═════ Records provided ═════

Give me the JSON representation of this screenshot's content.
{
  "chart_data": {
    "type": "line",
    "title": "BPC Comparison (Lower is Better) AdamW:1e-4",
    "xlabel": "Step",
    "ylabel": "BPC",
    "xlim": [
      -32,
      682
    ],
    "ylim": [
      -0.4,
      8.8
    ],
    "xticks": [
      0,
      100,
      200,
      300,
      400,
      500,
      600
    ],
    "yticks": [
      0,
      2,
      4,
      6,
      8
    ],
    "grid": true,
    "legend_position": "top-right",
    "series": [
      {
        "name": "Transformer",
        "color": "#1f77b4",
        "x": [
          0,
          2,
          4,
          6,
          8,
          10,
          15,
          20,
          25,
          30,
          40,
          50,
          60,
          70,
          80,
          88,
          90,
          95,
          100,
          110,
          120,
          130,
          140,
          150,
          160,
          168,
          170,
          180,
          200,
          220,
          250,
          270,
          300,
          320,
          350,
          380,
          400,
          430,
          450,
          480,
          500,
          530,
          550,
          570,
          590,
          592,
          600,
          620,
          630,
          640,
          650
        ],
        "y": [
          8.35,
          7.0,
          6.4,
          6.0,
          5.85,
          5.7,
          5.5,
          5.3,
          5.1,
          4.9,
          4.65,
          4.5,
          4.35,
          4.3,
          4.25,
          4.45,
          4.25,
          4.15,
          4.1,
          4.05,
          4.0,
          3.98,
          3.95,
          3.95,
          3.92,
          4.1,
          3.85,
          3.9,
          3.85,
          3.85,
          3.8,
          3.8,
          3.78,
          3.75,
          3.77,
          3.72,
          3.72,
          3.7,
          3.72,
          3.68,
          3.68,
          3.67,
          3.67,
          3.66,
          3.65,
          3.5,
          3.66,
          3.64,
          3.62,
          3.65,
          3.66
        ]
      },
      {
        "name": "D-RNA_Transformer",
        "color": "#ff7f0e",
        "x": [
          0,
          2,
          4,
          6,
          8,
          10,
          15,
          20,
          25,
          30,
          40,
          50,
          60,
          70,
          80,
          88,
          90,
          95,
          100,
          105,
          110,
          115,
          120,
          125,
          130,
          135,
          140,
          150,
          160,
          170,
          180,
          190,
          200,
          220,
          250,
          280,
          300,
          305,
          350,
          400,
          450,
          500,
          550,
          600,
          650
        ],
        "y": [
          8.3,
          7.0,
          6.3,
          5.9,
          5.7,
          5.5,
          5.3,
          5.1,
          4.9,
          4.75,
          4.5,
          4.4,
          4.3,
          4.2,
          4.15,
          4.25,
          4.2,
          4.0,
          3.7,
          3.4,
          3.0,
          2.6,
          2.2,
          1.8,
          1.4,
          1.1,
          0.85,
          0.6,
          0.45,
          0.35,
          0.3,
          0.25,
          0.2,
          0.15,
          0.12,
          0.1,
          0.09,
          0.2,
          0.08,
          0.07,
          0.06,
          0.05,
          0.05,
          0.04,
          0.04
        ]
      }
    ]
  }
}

═════

## Goal of the exercise
Produce an exact copy of all the records.

## Completed exercise
Give me the JSON representation of this screenshot's content.
{
  "chart_data": {
    "type": "line",
    "title": "BPC Comparison (Lower is Better) AdamW:1e-4",
    "xlabel": "Step",
    "ylabel": "BPC",
    "xlim": [
      -32,
      682
    ],
    "ylim": [
      -0.4,
      8.8
    ],
    "xticks": [
      0,
      100,
      200,
      300,
      400,
      500,
      600
    ],
    "yticks": [
      0,
      2,
      4,
      6,
      8
    ],
    "grid": true,
    "legend_position": "top-right",
    "series": [
      {
        "name": "Transformer",
        "color": "#1f77b4",
        "x": [
          0,
          2,
          4,
          6,
          8,
          10,
          15,
          20,
          25,
          30,
          40,
          50,
          60,
          70,
          80,
          88,
          90,
          95,
          100,
          110,
          120,
          130,
          140,
          150,
          160,
          168,
          170,
          180,
          200,
          220,
          250,
          270,
          300,
          320,
          350,
          380,
          400,
          430,
          450,
          480,
          500,
          530,
          550,
          570,
          590,
          592,
          600,
          620,
          630,
          640,
          650
        ],
        "y": [
          8.35,
          7.0,
          6.4,
          6.0,
          5.85,
          5.7,
          5.5,
          5.3,
          5.1,
          4.9,
          4.65,
          4.5,
          4.35,
          4.3,
          4.25,
          4.45,
          4.25,
          4.15,
          4.1,
          4.05,
          4.0,
          3.98,
          3.95,
          3.95,
          3.92,
          4.1,
          3.85,
          3.9,
          3.85,
          3.85,
          3.8,
          3.8,
          3.78,
          3.75,
          3.77,
          3.72,
          3.72,
          3.7,
          3.72,
          3.68,
          3.68,
          3.67,
          3.67,
          3.66,
          3.65,
          3.5,
          3.66,
          3.64,
          3.62,
          3.65,
          3.66
        ]
      },
      {
        "name": "D-RNA_Transformer",
        "color": "#ff7f0e",
        "x": [
          0,
          2,
          4,
          6,
          8,
          10,
          15,
          20,
          25,
          30,
          40,
          50,
          60,
          70,
          80,
          88,
          90,
          95,
          100,
          105,
          110,
          115,
          120,
          125,
          130,
          135,
          140,
          150,
          160,
          170,
          180,
          190,
          200,
          220,
          250,
          280,
          300,
          305,
          350,
          400,
          450,
          500,
          550,
          600,
          650
        ],
        "y": [
          8.3,
          7.0,
          6.3,
          5.9,
          5.7,
          5.5,
          5.3,
          5.1,
          4.9,
          4.75,
          4.5,
          4.4,
          4.3,
          4.2,
          4.15,
          4.25,
          4.2,
          4.0,
          3.7,
          3.4,
          3.0,
          2.6,
          2.2,
          1.8,
          1.4,
          1.1,
          0.85,
          0.6,
          0.45,
          0.35,
          0.3,
          0.25,
          0.2,
          0.15,
          0.12,
          0.1,
          0.09,
          0.2,
          0.08,
          0.07,
          0.06,
          0.05,
          0.05,
          0.04,
          0.04
        ]
      }
    ]
  }
}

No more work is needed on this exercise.